Problem to work on: Output the entries word for word. Omit images.

Dataset rows about figures:
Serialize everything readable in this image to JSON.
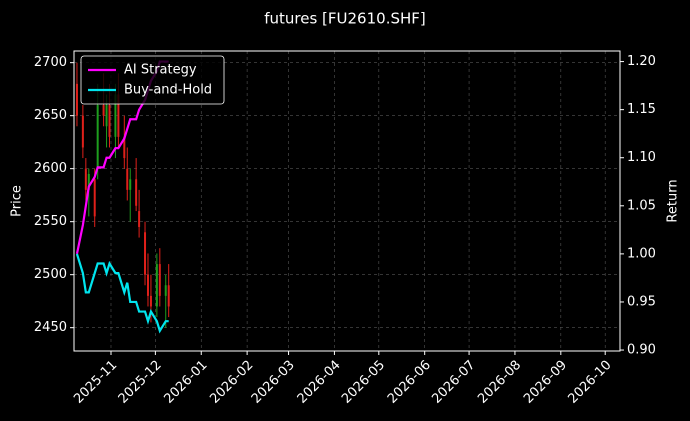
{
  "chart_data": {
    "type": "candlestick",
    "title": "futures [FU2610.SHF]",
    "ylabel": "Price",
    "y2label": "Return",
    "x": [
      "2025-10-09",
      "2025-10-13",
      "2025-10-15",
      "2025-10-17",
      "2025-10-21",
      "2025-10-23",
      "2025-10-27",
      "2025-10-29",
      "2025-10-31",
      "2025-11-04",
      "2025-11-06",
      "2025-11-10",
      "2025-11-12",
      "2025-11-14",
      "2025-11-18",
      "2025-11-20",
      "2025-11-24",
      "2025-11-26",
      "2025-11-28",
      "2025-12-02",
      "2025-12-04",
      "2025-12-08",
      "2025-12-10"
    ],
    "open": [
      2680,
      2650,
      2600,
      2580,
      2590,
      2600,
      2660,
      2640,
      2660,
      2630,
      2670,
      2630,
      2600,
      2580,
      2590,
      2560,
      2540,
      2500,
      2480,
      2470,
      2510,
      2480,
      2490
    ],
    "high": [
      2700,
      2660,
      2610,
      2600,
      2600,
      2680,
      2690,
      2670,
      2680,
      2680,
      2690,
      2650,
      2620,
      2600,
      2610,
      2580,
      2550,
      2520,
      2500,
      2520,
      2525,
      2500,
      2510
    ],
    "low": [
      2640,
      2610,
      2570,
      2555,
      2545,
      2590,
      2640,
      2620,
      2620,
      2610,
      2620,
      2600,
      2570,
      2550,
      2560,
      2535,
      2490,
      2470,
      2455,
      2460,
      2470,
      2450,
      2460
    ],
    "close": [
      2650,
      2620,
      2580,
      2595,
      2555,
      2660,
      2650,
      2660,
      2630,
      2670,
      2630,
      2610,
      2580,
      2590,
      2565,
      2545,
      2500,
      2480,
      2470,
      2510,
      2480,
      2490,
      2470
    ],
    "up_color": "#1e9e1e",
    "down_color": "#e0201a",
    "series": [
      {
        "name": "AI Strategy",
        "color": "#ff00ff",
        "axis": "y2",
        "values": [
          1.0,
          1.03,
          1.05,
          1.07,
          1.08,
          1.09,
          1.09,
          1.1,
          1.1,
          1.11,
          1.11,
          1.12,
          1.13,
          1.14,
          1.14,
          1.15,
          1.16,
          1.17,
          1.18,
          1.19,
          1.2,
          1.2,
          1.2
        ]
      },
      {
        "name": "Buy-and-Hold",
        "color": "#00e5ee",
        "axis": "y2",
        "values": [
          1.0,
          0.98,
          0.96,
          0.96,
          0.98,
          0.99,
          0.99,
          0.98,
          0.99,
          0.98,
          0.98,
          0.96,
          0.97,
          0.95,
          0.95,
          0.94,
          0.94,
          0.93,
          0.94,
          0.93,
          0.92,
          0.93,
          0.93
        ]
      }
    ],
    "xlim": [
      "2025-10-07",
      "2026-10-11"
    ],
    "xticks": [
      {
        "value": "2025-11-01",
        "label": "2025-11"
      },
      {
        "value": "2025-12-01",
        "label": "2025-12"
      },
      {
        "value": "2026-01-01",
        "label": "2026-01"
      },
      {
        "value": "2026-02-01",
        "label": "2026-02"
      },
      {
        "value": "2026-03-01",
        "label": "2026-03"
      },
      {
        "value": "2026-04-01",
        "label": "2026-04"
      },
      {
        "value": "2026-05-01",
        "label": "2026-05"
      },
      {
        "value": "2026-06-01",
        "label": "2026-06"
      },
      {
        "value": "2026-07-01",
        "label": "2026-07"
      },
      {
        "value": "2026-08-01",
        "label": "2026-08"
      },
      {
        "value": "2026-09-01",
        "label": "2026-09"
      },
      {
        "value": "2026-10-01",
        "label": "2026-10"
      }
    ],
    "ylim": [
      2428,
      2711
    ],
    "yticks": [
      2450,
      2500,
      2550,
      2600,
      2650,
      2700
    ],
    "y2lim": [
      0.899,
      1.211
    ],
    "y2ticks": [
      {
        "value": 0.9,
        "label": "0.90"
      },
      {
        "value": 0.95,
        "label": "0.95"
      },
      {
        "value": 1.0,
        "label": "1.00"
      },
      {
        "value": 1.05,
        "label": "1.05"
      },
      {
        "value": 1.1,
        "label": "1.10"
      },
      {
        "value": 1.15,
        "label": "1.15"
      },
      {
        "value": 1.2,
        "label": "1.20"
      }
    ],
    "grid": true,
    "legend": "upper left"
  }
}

Result for this exercise:
Serialize everything readable in this image to JSON.
{
  "chart_data": {
    "type": "candlestick",
    "title": "futures [FU2610.SHF]",
    "ylabel": "Price",
    "y2label": "Return",
    "x": [
      "2025-10-09",
      "2025-10-13",
      "2025-10-15",
      "2025-10-17",
      "2025-10-21",
      "2025-10-23",
      "2025-10-27",
      "2025-10-29",
      "2025-10-31",
      "2025-11-04",
      "2025-11-06",
      "2025-11-10",
      "2025-11-12",
      "2025-11-14",
      "2025-11-18",
      "2025-11-20",
      "2025-11-24",
      "2025-11-26",
      "2025-11-28",
      "2025-12-02",
      "2025-12-04",
      "2025-12-08",
      "2025-12-10"
    ],
    "open": [
      2680,
      2650,
      2600,
      2580,
      2590,
      2600,
      2660,
      2640,
      2660,
      2630,
      2670,
      2630,
      2600,
      2580,
      2590,
      2560,
      2540,
      2500,
      2480,
      2470,
      2510,
      2480,
      2490
    ],
    "high": [
      2700,
      2660,
      2610,
      2600,
      2600,
      2680,
      2690,
      2670,
      2680,
      2680,
      2690,
      2650,
      2620,
      2600,
      2610,
      2580,
      2550,
      2520,
      2500,
      2520,
      2525,
      2500,
      2510
    ],
    "low": [
      2640,
      2610,
      2570,
      2555,
      2545,
      2590,
      2640,
      2620,
      2620,
      2610,
      2620,
      2600,
      2570,
      2550,
      2560,
      2535,
      2490,
      2470,
      2455,
      2460,
      2470,
      2450,
      2460
    ],
    "close": [
      2650,
      2620,
      2580,
      2595,
      2555,
      2660,
      2650,
      2660,
      2630,
      2670,
      2630,
      2610,
      2580,
      2590,
      2565,
      2545,
      2500,
      2480,
      2470,
      2510,
      2480,
      2490,
      2470
    ],
    "up_color": "#1e9e1e",
    "down_color": "#e0201a",
    "series": [
      {
        "name": "AI Strategy",
        "color": "#ff00ff",
        "axis": "y2",
        "values": [
          1.0,
          1.03,
          1.05,
          1.07,
          1.08,
          1.09,
          1.09,
          1.1,
          1.1,
          1.11,
          1.11,
          1.12,
          1.13,
          1.14,
          1.14,
          1.15,
          1.16,
          1.17,
          1.18,
          1.19,
          1.2,
          1.2,
          1.2
        ]
      },
      {
        "name": "Buy-and-Hold",
        "color": "#00e5ee",
        "axis": "y2",
        "values": [
          1.0,
          0.98,
          0.96,
          0.96,
          0.98,
          0.99,
          0.99,
          0.98,
          0.99,
          0.98,
          0.98,
          0.96,
          0.97,
          0.95,
          0.95,
          0.94,
          0.94,
          0.93,
          0.94,
          0.93,
          0.92,
          0.93,
          0.93
        ]
      }
    ],
    "xlim": [
      "2025-10-07",
      "2026-10-11"
    ],
    "xticks": [
      {
        "value": "2025-11-01",
        "label": "2025-11"
      },
      {
        "value": "2025-12-01",
        "label": "2025-12"
      },
      {
        "value": "2026-01-01",
        "label": "2026-01"
      },
      {
        "value": "2026-02-01",
        "label": "2026-02"
      },
      {
        "value": "2026-03-01",
        "label": "2026-03"
      },
      {
        "value": "2026-04-01",
        "label": "2026-04"
      },
      {
        "value": "2026-05-01",
        "label": "2026-05"
      },
      {
        "value": "2026-06-01",
        "label": "2026-06"
      },
      {
        "value": "2026-07-01",
        "label": "2026-07"
      },
      {
        "value": "2026-08-01",
        "label": "2026-08"
      },
      {
        "value": "2026-09-01",
        "label": "2026-09"
      },
      {
        "value": "2026-10-01",
        "label": "2026-10"
      }
    ],
    "ylim": [
      2428,
      2711
    ],
    "yticks": [
      2450,
      2500,
      2550,
      2600,
      2650,
      2700
    ],
    "y2lim": [
      0.899,
      1.211
    ],
    "y2ticks": [
      {
        "value": 0.9,
        "label": "0.90"
      },
      {
        "value": 0.95,
        "label": "0.95"
      },
      {
        "value": 1.0,
        "label": "1.00"
      },
      {
        "value": 1.05,
        "label": "1.05"
      },
      {
        "value": 1.1,
        "label": "1.10"
      },
      {
        "value": 1.15,
        "label": "1.15"
      },
      {
        "value": 1.2,
        "label": "1.20"
      }
    ],
    "grid": true,
    "legend": "upper left"
  }
}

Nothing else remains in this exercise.